Set task: Make an exact copy of all the material below, apart from the pictures.

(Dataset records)
- - - - - - -
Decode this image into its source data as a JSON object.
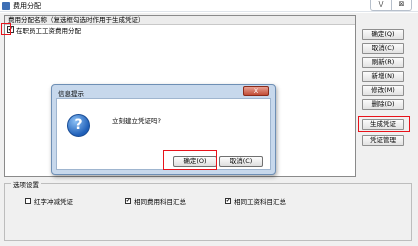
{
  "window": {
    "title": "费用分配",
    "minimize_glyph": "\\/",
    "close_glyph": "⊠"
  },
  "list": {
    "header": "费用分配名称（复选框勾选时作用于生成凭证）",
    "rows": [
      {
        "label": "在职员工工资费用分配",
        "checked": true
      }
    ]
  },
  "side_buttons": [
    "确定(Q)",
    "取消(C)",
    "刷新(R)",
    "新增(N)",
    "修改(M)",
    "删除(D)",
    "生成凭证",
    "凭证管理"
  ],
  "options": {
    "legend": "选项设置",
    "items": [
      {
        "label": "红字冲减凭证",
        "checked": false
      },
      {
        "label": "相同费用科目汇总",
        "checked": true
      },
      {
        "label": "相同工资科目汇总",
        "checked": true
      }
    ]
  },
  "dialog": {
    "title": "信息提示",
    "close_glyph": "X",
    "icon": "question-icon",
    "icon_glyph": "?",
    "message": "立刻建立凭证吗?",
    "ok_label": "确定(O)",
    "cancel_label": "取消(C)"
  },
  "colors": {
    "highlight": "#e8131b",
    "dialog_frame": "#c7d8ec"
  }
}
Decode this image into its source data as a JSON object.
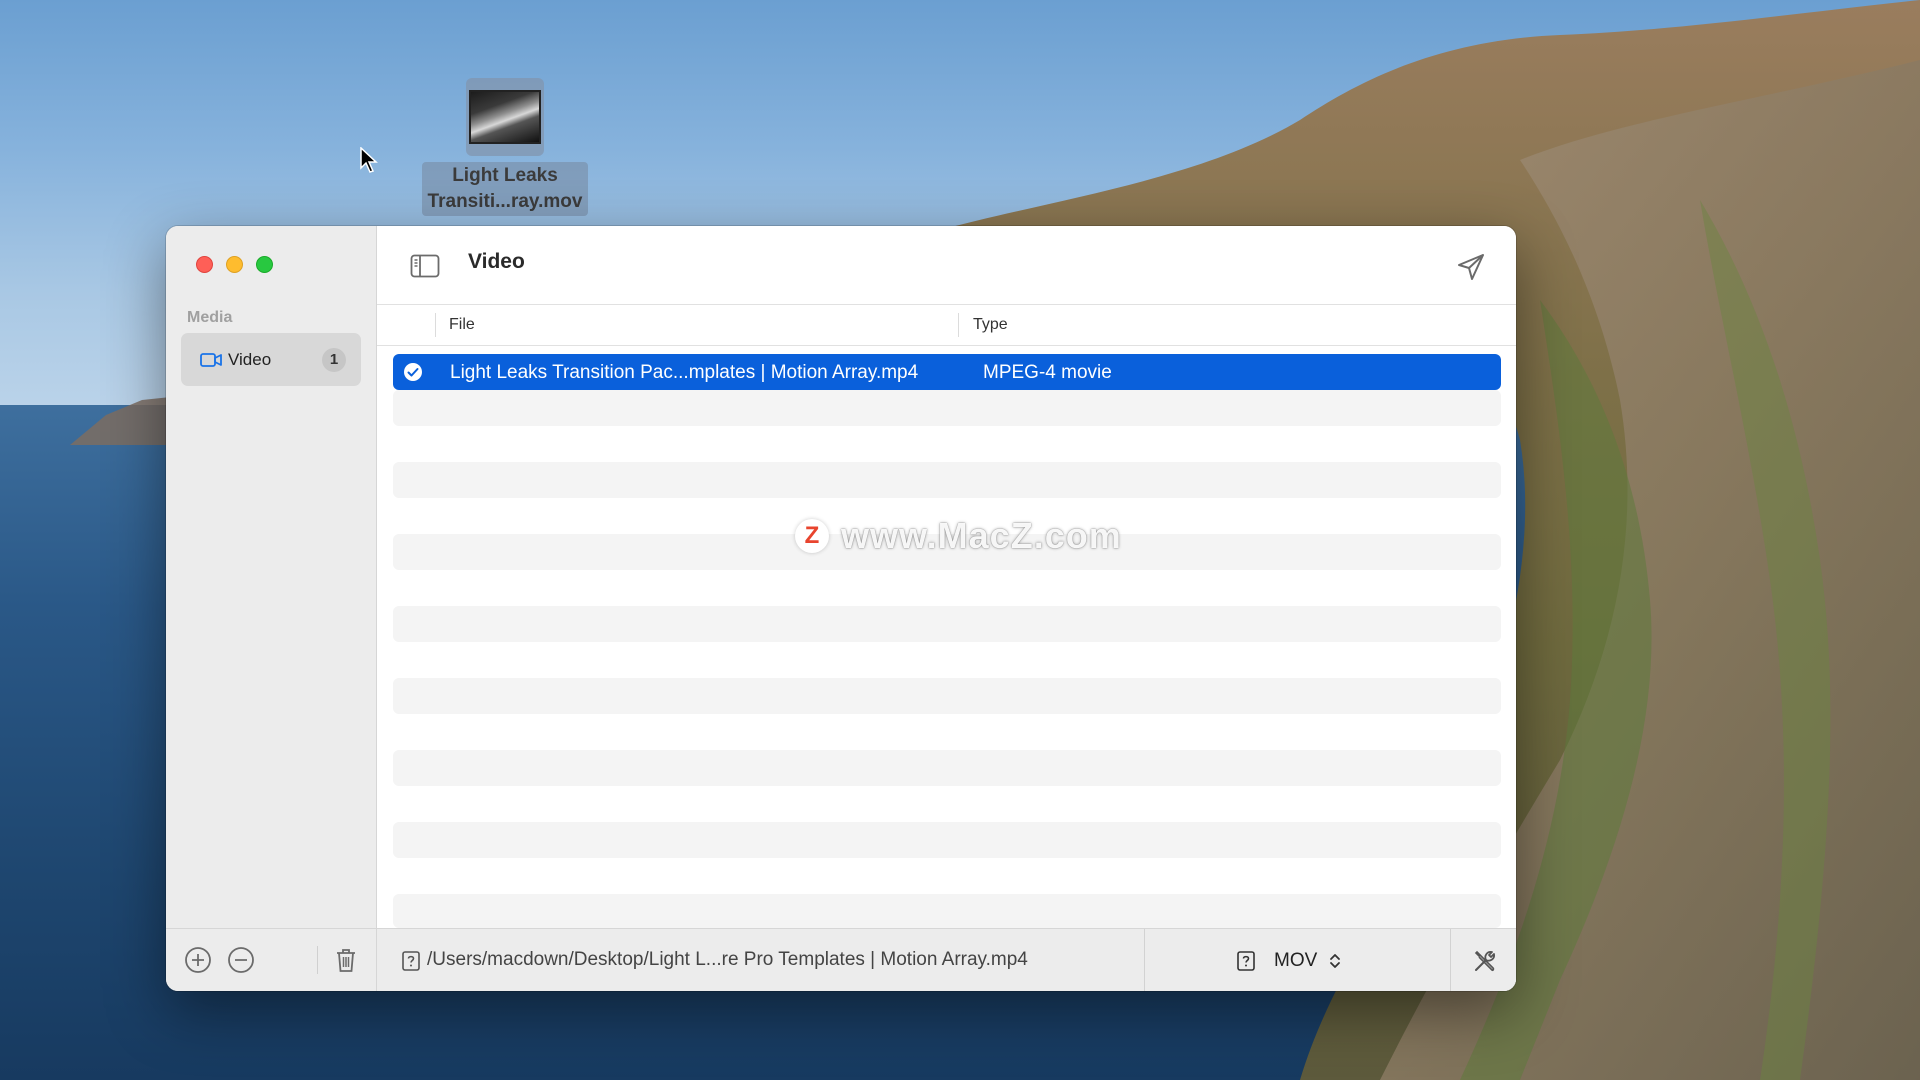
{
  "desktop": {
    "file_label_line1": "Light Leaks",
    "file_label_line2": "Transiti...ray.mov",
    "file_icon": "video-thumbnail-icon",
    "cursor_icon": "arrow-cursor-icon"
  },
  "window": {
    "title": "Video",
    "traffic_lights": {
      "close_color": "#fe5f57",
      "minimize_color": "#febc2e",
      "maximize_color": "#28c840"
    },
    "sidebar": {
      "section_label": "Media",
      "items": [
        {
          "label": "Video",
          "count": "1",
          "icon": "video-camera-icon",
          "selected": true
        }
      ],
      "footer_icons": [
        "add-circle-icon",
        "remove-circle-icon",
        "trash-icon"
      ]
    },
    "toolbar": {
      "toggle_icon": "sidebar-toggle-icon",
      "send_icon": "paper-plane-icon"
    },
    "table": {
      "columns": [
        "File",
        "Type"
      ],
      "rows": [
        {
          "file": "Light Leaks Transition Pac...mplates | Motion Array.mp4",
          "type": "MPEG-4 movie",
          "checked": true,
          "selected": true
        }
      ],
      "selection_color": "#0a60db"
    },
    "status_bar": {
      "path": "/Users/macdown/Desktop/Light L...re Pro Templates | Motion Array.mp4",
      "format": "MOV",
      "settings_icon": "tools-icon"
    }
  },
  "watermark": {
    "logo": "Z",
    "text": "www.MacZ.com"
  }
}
- - - - - - -
The reply:
Decode this image into its source data as a JSON object.
{
  "window": {
    "title": "费用分配",
    "minimize_glyph": "\\/",
    "close_glyph": "⊠"
  },
  "list": {
    "header": "费用分配名称（复选框勾选时作用于生成凭证）",
    "rows": [
      {
        "label": "在职员工工资费用分配",
        "checked": true
      }
    ]
  },
  "side_buttons": [
    "确定(Q)",
    "取消(C)",
    "刷新(R)",
    "新增(N)",
    "修改(M)",
    "删除(D)",
    "生成凭证",
    "凭证管理"
  ],
  "options": {
    "legend": "选项设置",
    "items": [
      {
        "label": "红字冲减凭证",
        "checked": false
      },
      {
        "label": "相同费用科目汇总",
        "checked": true
      },
      {
        "label": "相同工资科目汇总",
        "checked": true
      }
    ]
  },
  "dialog": {
    "title": "信息提示",
    "close_glyph": "X",
    "icon": "question-icon",
    "icon_glyph": "?",
    "message": "立刻建立凭证吗?",
    "ok_label": "确定(O)",
    "cancel_label": "取消(C)"
  },
  "colors": {
    "highlight": "#e8131b",
    "dialog_frame": "#c7d8ec"
  }
}
Decode this image into its source data as a JSON object.
{
  "desktop": {
    "file_label_line1": "Light Leaks",
    "file_label_line2": "Transiti...ray.mov",
    "file_icon": "video-thumbnail-icon",
    "cursor_icon": "arrow-cursor-icon"
  },
  "window": {
    "title": "Video",
    "traffic_lights": {
      "close_color": "#fe5f57",
      "minimize_color": "#febc2e",
      "maximize_color": "#28c840"
    },
    "sidebar": {
      "section_label": "Media",
      "items": [
        {
          "label": "Video",
          "count": "1",
          "icon": "video-camera-icon",
          "selected": true
        }
      ],
      "footer_icons": [
        "add-circle-icon",
        "remove-circle-icon",
        "trash-icon"
      ]
    },
    "toolbar": {
      "toggle_icon": "sidebar-toggle-icon",
      "send_icon": "paper-plane-icon"
    },
    "table": {
      "columns": [
        "File",
        "Type"
      ],
      "rows": [
        {
          "file": "Light Leaks Transition Pac...mplates | Motion Array.mp4",
          "type": "MPEG-4 movie",
          "checked": true,
          "selected": true
        }
      ],
      "selection_color": "#0a60db"
    },
    "status_bar": {
      "path": "/Users/macdown/Desktop/Light L...re Pro Templates | Motion Array.mp4",
      "format": "MOV",
      "settings_icon": "tools-icon"
    }
  },
  "watermark": {
    "logo": "Z",
    "text": "www.MacZ.com"
  }
}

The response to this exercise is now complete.